TASK STATEMENT
Copy out every line in which the string "赶紧去接过来" occurs.

(Source data)
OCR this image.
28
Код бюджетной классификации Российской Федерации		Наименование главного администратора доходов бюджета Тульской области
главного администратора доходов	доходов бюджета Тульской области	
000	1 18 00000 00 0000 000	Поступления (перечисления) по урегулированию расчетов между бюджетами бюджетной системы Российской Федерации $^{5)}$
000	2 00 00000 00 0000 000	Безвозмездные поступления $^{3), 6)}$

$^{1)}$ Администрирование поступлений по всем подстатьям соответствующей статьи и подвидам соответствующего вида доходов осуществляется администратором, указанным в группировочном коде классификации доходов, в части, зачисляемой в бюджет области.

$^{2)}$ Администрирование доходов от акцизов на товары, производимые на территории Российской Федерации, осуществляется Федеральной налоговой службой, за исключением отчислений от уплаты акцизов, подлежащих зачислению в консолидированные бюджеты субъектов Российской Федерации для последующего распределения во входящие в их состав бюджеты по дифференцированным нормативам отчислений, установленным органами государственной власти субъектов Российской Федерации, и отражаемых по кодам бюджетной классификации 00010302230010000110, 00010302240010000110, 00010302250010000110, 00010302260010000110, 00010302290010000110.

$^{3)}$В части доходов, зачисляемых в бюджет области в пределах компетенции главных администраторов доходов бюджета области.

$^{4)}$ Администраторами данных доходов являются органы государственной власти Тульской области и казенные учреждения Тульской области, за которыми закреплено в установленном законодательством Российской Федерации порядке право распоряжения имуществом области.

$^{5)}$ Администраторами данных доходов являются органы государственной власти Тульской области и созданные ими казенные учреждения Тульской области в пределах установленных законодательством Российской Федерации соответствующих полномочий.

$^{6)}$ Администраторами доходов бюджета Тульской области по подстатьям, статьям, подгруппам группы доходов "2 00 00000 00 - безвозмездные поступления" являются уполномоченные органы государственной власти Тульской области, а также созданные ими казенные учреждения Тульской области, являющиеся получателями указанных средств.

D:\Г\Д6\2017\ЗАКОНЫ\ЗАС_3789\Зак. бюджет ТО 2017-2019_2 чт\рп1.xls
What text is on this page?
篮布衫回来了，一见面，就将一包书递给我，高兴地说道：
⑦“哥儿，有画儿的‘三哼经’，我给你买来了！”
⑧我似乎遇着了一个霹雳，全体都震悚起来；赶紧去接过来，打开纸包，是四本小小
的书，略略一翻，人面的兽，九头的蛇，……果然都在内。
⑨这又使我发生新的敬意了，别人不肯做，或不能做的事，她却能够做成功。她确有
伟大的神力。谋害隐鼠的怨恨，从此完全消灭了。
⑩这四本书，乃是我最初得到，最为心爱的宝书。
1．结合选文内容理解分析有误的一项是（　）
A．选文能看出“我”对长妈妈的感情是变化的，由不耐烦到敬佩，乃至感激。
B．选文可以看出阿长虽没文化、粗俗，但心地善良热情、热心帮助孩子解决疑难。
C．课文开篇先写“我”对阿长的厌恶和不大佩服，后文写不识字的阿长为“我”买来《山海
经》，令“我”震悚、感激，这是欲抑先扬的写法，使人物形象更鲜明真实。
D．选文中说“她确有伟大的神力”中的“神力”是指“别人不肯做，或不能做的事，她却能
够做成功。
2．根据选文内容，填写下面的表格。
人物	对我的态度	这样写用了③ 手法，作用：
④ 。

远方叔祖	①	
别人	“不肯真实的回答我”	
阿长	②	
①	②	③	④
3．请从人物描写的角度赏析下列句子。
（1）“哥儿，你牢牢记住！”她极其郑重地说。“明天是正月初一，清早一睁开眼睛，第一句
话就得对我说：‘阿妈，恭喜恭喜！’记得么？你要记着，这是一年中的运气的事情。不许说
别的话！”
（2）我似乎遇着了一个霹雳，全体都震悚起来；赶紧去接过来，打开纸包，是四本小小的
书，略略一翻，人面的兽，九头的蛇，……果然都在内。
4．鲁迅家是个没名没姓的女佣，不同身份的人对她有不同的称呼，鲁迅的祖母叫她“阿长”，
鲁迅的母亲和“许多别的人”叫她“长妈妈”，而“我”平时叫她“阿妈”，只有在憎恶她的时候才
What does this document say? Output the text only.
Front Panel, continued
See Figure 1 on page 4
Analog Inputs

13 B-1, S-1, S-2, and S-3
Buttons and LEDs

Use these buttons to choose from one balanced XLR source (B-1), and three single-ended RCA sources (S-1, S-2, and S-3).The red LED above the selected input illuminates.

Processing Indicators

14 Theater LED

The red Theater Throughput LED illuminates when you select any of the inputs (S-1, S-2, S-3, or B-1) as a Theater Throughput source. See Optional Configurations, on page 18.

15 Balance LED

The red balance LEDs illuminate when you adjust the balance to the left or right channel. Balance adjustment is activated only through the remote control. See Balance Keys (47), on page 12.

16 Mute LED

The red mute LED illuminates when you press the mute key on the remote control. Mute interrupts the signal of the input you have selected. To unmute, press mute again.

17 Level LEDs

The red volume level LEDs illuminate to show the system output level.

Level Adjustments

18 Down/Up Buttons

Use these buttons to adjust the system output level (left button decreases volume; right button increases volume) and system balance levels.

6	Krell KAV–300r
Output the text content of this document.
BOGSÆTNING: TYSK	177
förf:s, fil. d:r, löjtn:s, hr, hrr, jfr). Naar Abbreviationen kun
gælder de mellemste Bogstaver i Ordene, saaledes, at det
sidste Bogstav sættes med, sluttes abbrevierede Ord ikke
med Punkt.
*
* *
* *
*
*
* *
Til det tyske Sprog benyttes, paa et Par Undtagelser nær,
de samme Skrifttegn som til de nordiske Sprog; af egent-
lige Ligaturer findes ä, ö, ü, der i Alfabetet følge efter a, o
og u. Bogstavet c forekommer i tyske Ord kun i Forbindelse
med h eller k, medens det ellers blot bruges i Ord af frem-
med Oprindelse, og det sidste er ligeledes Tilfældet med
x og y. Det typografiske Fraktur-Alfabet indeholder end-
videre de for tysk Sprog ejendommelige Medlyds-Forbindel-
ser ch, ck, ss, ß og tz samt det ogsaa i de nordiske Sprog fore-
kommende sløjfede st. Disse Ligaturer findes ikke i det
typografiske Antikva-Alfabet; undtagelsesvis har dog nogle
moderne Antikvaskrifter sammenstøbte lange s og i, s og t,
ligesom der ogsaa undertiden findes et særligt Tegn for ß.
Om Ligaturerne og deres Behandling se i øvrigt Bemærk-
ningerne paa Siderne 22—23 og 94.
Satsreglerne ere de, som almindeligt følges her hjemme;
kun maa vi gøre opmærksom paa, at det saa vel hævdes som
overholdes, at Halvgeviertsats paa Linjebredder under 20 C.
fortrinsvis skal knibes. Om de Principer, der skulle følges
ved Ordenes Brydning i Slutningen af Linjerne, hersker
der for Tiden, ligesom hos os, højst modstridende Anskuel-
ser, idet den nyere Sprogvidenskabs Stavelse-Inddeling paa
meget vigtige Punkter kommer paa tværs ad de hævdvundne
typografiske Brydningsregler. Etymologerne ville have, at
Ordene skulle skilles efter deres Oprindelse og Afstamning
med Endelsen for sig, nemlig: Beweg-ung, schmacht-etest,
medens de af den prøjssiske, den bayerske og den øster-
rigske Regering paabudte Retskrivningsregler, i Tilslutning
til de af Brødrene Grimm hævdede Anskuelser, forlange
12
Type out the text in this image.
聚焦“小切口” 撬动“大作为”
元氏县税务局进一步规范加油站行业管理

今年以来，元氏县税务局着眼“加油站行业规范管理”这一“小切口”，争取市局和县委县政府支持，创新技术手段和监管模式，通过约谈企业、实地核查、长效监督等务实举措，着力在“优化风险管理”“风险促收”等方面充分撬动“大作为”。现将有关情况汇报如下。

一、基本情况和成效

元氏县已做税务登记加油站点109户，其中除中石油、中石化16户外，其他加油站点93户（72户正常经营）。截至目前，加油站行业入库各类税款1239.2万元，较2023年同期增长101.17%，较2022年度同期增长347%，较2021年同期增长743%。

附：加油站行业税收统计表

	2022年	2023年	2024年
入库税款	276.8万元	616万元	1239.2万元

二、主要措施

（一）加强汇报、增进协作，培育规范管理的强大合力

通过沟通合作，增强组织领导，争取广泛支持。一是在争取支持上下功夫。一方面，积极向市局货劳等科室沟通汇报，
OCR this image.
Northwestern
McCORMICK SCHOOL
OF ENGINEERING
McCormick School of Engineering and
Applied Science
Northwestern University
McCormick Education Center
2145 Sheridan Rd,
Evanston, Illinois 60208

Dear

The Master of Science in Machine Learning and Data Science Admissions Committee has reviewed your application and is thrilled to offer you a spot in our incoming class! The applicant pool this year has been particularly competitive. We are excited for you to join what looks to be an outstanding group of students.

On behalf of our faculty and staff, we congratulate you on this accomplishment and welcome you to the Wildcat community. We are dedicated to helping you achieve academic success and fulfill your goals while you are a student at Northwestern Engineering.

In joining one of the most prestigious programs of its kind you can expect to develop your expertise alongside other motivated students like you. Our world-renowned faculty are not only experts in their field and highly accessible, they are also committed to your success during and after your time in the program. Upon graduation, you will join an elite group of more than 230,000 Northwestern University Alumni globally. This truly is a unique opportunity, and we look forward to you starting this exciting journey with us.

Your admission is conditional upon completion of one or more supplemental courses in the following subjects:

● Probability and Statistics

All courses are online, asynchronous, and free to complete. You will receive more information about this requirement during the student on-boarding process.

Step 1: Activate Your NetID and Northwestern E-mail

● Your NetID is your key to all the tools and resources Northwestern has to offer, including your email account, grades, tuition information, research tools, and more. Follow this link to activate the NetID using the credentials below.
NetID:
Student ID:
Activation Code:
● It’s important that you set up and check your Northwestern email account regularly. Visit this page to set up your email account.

RESULT
⑧我似乎遇着了一个霹雳，全体都震悚起来；赶紧去接过来，打开纸包，是四本小小
（2）我似乎遇着了一个霹雳，全体都震悚起来；赶紧去接过来，打开纸包，是四本小小的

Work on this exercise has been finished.